SET EXERCISE:
Find all lines in the records that include the word "which", and copy them out.
[Start]
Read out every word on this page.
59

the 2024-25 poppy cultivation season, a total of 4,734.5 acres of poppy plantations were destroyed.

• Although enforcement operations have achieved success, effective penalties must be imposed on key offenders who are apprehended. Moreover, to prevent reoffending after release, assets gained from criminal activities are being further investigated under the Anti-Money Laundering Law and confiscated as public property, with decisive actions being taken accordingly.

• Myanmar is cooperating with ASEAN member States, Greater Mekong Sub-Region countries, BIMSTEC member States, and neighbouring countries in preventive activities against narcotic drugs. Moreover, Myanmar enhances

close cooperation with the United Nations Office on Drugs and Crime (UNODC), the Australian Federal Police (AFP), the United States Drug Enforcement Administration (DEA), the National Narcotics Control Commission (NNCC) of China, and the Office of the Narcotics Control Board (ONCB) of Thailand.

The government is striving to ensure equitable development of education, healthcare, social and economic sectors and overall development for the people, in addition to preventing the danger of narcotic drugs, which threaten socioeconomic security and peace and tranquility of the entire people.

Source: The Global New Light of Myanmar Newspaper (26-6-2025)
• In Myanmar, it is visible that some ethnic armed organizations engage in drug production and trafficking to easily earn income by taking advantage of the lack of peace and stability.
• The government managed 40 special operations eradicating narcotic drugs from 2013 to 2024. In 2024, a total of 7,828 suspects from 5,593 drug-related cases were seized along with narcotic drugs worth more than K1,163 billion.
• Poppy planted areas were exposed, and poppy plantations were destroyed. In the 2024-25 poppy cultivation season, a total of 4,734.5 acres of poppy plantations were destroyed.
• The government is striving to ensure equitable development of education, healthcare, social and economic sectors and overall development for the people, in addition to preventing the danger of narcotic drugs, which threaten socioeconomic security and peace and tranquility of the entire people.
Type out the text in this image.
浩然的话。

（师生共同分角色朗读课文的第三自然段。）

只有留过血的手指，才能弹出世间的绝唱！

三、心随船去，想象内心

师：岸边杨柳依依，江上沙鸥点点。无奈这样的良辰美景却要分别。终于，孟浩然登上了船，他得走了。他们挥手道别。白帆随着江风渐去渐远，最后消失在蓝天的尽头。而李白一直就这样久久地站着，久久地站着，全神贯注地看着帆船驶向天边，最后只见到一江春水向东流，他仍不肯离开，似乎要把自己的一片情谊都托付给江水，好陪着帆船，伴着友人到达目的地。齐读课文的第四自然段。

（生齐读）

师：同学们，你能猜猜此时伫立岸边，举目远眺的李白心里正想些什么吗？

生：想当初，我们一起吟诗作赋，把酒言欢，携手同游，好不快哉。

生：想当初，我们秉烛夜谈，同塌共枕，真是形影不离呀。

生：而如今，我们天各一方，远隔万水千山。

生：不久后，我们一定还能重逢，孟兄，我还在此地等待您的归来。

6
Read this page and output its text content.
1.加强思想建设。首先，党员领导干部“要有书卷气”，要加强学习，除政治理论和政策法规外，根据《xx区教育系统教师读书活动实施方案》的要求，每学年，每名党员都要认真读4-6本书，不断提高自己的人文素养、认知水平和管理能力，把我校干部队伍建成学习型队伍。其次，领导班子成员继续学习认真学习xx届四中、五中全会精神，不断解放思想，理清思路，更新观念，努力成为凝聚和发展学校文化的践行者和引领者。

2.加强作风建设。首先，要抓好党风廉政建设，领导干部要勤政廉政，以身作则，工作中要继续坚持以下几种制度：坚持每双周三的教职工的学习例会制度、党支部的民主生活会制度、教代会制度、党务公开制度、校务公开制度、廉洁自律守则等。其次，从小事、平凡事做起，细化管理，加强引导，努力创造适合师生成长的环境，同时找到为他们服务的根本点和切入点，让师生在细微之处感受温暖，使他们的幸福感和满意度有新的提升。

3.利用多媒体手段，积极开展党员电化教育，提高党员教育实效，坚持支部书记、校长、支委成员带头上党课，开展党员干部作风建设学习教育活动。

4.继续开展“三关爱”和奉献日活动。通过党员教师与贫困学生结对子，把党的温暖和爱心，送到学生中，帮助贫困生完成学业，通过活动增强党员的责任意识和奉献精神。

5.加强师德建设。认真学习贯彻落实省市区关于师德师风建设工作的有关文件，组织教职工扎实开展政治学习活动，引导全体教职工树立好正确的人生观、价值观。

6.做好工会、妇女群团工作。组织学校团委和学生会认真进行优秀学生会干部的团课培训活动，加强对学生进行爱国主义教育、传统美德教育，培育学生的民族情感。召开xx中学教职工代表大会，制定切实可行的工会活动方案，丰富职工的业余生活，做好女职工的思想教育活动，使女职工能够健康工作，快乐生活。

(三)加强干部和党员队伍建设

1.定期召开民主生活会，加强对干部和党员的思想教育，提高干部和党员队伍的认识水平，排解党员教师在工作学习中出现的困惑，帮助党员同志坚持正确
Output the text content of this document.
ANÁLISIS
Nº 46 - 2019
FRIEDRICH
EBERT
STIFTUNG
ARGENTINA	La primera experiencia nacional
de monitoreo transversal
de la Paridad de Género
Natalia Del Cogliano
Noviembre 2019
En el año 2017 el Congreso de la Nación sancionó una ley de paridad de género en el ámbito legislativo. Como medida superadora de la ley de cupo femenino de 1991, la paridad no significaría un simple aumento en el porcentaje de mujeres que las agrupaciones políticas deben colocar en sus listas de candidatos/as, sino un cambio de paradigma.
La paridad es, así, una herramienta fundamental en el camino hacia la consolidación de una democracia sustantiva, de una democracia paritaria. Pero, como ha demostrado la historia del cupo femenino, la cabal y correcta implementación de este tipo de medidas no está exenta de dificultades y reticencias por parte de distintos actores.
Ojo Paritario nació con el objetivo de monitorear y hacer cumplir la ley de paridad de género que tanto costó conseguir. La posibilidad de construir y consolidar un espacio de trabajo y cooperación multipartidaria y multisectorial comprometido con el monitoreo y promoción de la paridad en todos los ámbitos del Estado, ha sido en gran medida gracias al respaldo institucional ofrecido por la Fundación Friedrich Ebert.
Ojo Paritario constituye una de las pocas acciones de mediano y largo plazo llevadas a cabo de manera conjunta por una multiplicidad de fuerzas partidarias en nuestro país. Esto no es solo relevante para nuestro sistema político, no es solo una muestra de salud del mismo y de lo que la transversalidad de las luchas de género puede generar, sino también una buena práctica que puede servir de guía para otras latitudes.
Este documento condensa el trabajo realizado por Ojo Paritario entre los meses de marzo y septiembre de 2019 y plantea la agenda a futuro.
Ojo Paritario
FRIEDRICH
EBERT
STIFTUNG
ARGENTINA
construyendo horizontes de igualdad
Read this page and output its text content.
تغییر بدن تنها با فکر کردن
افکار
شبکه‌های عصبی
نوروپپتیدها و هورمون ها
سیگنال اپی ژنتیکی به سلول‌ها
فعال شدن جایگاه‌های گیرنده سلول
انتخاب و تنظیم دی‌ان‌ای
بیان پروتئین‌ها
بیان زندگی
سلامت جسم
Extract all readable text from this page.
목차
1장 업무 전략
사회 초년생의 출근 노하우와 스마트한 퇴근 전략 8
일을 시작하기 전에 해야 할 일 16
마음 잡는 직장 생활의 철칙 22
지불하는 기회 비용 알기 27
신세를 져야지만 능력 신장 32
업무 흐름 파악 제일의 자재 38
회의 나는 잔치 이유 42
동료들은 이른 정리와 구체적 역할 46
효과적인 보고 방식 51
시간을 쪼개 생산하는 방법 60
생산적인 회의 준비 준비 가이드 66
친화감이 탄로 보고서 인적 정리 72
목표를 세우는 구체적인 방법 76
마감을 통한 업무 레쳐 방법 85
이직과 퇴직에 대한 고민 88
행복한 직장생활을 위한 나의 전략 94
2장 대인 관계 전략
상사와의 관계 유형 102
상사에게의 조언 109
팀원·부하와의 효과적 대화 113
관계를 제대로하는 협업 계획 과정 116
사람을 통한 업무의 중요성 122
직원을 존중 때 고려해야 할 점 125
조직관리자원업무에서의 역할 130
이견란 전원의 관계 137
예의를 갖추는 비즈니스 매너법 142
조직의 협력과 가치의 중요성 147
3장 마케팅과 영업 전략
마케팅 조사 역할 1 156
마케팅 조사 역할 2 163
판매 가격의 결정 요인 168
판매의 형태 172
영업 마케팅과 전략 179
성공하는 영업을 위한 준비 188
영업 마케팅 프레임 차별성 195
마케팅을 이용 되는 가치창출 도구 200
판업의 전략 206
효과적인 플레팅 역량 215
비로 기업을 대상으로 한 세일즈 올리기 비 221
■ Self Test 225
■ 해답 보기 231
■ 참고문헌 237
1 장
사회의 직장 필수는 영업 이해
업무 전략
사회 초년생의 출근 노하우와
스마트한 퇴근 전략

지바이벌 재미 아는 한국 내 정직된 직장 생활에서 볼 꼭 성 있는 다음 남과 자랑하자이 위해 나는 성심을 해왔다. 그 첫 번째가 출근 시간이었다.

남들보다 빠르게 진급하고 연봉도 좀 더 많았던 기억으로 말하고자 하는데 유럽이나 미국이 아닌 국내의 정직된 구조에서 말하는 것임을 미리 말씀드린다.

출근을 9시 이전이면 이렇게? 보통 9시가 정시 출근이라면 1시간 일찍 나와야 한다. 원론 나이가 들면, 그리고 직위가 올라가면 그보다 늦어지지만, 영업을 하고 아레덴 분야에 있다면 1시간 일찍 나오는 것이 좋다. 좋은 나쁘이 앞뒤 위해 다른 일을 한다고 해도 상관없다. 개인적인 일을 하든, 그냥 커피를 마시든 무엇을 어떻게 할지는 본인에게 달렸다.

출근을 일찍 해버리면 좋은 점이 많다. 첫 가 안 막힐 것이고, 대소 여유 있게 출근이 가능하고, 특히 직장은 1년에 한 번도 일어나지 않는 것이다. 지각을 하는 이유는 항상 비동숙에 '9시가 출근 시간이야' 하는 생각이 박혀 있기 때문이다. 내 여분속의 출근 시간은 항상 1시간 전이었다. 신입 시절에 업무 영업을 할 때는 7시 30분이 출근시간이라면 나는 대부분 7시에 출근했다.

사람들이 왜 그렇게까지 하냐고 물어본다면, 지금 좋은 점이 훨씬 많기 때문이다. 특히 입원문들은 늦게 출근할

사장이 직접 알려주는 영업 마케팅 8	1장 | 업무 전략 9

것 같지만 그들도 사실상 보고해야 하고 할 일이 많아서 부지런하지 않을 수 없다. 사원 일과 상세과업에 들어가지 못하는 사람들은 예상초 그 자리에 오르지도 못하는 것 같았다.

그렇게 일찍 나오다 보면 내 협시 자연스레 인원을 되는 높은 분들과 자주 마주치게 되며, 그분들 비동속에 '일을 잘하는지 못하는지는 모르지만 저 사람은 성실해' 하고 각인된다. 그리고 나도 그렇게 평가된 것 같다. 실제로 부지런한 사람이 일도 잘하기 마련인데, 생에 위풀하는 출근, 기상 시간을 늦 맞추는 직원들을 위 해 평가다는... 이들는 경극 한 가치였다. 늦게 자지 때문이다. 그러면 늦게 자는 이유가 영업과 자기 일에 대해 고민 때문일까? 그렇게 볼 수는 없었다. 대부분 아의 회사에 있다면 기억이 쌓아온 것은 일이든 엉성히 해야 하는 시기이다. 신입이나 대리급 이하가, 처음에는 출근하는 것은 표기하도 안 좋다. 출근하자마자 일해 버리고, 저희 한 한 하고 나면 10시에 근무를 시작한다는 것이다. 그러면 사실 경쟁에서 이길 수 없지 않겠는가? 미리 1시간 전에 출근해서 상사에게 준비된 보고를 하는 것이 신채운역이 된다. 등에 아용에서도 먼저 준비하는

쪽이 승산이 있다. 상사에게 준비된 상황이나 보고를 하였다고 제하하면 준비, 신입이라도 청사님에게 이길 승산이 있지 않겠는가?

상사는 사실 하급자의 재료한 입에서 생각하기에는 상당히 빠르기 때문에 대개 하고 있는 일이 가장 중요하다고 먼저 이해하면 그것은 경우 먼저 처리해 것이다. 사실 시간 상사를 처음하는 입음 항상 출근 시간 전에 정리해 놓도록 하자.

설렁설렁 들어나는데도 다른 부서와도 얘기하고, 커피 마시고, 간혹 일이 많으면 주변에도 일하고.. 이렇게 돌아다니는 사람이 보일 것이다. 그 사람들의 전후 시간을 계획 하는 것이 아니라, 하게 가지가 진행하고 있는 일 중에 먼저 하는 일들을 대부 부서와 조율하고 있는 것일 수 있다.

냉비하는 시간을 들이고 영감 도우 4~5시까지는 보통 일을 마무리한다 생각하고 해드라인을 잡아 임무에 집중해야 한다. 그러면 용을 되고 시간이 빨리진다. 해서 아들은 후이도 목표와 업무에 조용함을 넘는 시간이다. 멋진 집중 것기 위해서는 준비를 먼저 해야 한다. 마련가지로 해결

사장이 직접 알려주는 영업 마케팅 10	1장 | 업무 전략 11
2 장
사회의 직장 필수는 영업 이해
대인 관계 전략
[End]
THE COMPLETED TASK:
The government is striving to ensure equitable development of education, healthcare, social and economic sectors and overall development for the people, in addition to preventing the danger of narcotic drugs, which threaten socioeconomic security and peace and tranquility of the entire people.
• The government is striving to ensure equitable development of education, healthcare, social and economic sectors and overall development for the people, in addition to preventing the danger of narcotic drugs, which threaten socioeconomic security and peace and tranquility of the entire people.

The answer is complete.